Write out each line of the listing as it stands, without the images.
--- Start DATA FOR PROCESSING ---
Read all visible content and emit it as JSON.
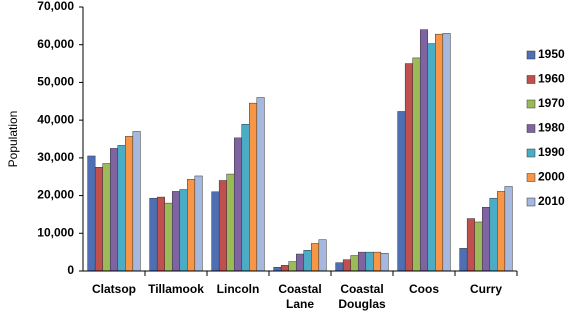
{
  "chart_data": {
    "type": "bar",
    "y_label": "Population",
    "categories": [
      "Clatsop",
      "Tillamook",
      "Lincoln",
      "Coastal Lane",
      "Coastal Douglas",
      "Coos",
      "Curry"
    ],
    "series": [
      {
        "name": "1950",
        "color": "#4f6fb5",
        "values": [
          30500,
          19300,
          21000,
          1000,
          2200,
          42300,
          6000
        ]
      },
      {
        "name": "1960",
        "color": "#c0504d",
        "values": [
          27500,
          19600,
          24000,
          1500,
          3000,
          55000,
          13900
        ]
      },
      {
        "name": "1970",
        "color": "#9bbb59",
        "values": [
          28500,
          18000,
          25700,
          2500,
          4100,
          56500,
          13000
        ]
      },
      {
        "name": "1980",
        "color": "#8064a2",
        "values": [
          32500,
          21100,
          35300,
          4500,
          5000,
          64000,
          16900
        ]
      },
      {
        "name": "1990",
        "color": "#4bacc6",
        "values": [
          33300,
          21600,
          38900,
          5500,
          5000,
          60300,
          19300
        ]
      },
      {
        "name": "2000",
        "color": "#f79646",
        "values": [
          35700,
          24300,
          44500,
          7300,
          5000,
          62800,
          21100
        ]
      },
      {
        "name": "2010",
        "color": "#a5b8e0",
        "values": [
          37000,
          25200,
          46000,
          8300,
          4700,
          63000,
          22400
        ]
      }
    ],
    "ylim": [
      0,
      70000
    ],
    "yticks": [
      0,
      {
        "value": 10000,
        "label": "10,000"
      },
      {
        "value": 20000,
        "label": "20,000"
      },
      {
        "value": 30000,
        "label": "30,000"
      },
      {
        "value": 40000,
        "label": "40,000"
      },
      {
        "value": 50000,
        "label": "50,000"
      },
      {
        "value": 60000,
        "label": "60,000"
      },
      {
        "value": 70000,
        "label": "70,000"
      }
    ],
    "legend": "right",
    "grid": false
  }
}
--- End DATA FOR PROCESSING ---
SOLUTION
Read all visible content and emit it as JSON.
{
  "chart_data": {
    "type": "bar",
    "y_label": "Population",
    "categories": [
      "Clatsop",
      "Tillamook",
      "Lincoln",
      "Coastal Lane",
      "Coastal Douglas",
      "Coos",
      "Curry"
    ],
    "series": [
      {
        "name": "1950",
        "color": "#4f6fb5",
        "values": [
          30500,
          19300,
          21000,
          1000,
          2200,
          42300,
          6000
        ]
      },
      {
        "name": "1960",
        "color": "#c0504d",
        "values": [
          27500,
          19600,
          24000,
          1500,
          3000,
          55000,
          13900
        ]
      },
      {
        "name": "1970",
        "color": "#9bbb59",
        "values": [
          28500,
          18000,
          25700,
          2500,
          4100,
          56500,
          13000
        ]
      },
      {
        "name": "1980",
        "color": "#8064a2",
        "values": [
          32500,
          21100,
          35300,
          4500,
          5000,
          64000,
          16900
        ]
      },
      {
        "name": "1990",
        "color": "#4bacc6",
        "values": [
          33300,
          21600,
          38900,
          5500,
          5000,
          60300,
          19300
        ]
      },
      {
        "name": "2000",
        "color": "#f79646",
        "values": [
          35700,
          24300,
          44500,
          7300,
          5000,
          62800,
          21100
        ]
      },
      {
        "name": "2010",
        "color": "#a5b8e0",
        "values": [
          37000,
          25200,
          46000,
          8300,
          4700,
          63000,
          22400
        ]
      }
    ],
    "ylim": [
      0,
      70000
    ],
    "yticks": [
      0,
      {
        "value": 10000,
        "label": "10,000"
      },
      {
        "value": 20000,
        "label": "20,000"
      },
      {
        "value": 30000,
        "label": "30,000"
      },
      {
        "value": 40000,
        "label": "40,000"
      },
      {
        "value": 50000,
        "label": "50,000"
      },
      {
        "value": 60000,
        "label": "60,000"
      },
      {
        "value": 70000,
        "label": "70,000"
      }
    ],
    "legend": "right",
    "grid": false
  }
}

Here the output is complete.